THE PROBLEM: Each line containing the word "this" must be collected.

SUPPLIED ENTRIES:
>>>
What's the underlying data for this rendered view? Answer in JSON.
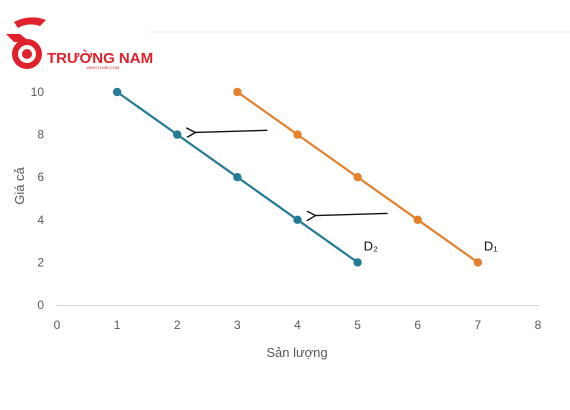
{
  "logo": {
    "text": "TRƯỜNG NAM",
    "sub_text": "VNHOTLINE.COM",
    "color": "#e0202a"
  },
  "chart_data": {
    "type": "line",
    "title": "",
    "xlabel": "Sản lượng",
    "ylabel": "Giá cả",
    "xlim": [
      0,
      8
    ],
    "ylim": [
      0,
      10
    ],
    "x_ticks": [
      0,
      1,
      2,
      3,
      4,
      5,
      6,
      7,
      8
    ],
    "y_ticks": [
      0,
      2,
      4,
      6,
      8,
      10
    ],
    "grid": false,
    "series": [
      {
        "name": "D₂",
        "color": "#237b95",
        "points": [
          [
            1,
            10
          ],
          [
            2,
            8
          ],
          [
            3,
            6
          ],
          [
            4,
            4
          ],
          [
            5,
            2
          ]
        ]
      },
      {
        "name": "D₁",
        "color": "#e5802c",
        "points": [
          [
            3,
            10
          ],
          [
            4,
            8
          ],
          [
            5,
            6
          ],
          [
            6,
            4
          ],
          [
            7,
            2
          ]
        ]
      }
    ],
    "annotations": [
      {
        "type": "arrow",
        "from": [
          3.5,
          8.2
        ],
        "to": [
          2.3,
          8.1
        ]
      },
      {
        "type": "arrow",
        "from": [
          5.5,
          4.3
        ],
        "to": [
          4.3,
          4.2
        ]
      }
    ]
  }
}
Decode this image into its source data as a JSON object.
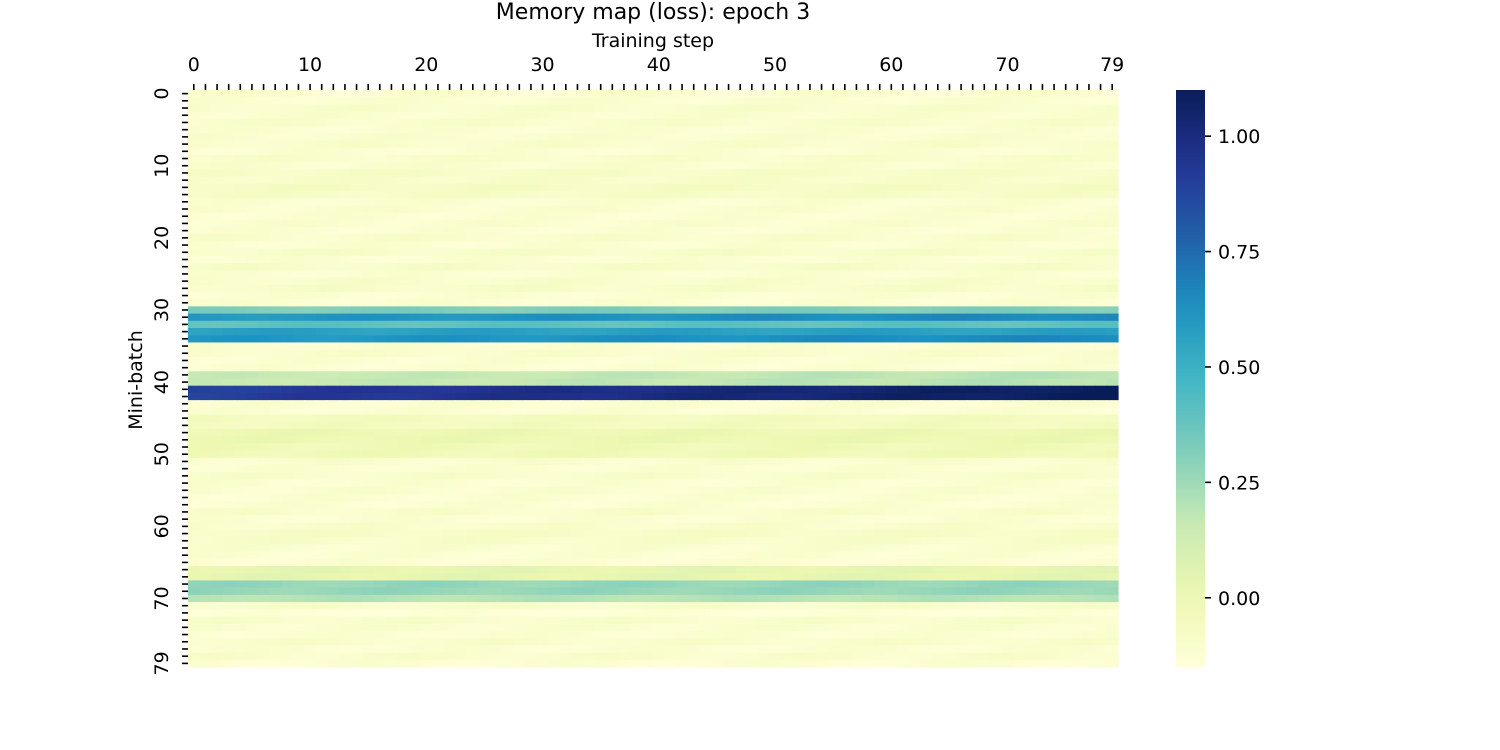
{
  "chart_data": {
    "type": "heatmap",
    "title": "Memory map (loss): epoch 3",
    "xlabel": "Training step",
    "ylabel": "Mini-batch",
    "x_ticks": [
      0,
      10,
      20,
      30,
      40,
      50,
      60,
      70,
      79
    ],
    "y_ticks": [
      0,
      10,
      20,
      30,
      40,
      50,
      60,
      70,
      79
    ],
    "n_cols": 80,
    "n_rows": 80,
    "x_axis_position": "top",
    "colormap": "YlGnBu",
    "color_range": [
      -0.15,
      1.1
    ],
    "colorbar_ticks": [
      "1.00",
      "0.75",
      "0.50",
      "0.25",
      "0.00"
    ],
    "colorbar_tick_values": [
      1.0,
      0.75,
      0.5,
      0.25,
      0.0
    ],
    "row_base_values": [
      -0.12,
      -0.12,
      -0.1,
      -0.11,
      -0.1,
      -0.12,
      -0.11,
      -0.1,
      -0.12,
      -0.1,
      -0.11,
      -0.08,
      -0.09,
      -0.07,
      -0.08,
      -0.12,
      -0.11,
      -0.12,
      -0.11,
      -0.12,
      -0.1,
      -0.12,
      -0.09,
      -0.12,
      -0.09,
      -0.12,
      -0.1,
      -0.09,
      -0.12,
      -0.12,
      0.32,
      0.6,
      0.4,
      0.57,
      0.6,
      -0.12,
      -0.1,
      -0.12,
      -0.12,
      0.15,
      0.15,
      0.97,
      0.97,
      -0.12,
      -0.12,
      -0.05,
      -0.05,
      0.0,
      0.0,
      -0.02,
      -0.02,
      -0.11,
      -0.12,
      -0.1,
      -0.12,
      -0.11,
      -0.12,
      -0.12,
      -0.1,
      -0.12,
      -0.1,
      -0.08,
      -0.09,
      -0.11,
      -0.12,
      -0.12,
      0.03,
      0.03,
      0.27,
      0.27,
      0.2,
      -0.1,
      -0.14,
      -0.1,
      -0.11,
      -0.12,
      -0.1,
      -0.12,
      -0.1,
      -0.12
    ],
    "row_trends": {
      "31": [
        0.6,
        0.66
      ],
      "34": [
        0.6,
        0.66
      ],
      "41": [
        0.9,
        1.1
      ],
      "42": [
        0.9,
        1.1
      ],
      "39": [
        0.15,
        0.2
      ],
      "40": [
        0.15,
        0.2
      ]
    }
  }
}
<<<
FULL OUTPUT:
What's the underlying data for this rendered view? Answer in JSON.
Decode this image into its source data as a JSON object.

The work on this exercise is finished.